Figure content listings
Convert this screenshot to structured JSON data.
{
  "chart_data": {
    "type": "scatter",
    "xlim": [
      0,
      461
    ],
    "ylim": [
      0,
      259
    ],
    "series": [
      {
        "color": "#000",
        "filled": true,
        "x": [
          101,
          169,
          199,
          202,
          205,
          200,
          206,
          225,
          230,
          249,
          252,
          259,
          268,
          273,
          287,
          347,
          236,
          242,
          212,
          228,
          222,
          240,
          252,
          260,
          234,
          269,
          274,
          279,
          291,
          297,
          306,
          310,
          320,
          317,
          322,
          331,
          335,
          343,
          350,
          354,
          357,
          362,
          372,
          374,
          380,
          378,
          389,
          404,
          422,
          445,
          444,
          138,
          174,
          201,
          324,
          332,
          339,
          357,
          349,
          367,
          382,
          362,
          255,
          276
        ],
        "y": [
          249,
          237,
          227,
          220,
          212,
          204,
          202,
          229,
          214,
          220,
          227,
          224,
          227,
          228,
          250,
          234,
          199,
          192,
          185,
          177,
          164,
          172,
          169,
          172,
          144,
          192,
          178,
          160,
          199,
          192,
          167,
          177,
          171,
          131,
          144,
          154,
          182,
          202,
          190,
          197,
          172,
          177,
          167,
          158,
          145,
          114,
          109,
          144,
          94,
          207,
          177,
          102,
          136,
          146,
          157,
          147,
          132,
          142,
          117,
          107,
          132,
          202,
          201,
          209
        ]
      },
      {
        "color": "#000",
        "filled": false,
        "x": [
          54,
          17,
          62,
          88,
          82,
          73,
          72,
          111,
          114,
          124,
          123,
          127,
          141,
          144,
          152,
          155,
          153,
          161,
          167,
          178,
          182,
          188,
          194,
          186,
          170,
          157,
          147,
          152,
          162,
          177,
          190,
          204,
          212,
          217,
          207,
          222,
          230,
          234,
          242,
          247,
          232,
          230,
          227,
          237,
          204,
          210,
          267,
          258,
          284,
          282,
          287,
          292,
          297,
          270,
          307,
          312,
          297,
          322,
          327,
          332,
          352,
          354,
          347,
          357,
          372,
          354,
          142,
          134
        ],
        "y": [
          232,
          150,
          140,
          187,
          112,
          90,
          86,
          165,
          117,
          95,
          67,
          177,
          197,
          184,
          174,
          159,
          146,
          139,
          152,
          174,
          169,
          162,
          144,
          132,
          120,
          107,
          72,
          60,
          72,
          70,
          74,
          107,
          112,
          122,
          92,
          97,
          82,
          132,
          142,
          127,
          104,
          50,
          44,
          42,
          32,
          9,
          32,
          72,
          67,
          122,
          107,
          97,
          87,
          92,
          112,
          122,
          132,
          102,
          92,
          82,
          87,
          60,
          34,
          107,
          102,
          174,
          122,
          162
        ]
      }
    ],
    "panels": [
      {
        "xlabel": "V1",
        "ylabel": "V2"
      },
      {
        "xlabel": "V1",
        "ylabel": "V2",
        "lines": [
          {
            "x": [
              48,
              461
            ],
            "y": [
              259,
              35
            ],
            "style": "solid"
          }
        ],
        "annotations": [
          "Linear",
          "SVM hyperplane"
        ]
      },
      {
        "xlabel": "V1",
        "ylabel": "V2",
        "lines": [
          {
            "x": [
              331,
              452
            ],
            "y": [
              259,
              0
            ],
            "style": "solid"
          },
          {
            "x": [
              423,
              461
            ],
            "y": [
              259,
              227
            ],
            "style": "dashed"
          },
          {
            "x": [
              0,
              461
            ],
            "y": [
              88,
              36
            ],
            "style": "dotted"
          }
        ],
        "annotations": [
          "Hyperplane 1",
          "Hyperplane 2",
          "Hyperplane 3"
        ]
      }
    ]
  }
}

PROBLEM STATEMENT: Return each line that includes "style".

EXPECTED ANSWER:
            "style": "solid"
            "style": "solid"
            "style": "dashed"
            "style": "dotted"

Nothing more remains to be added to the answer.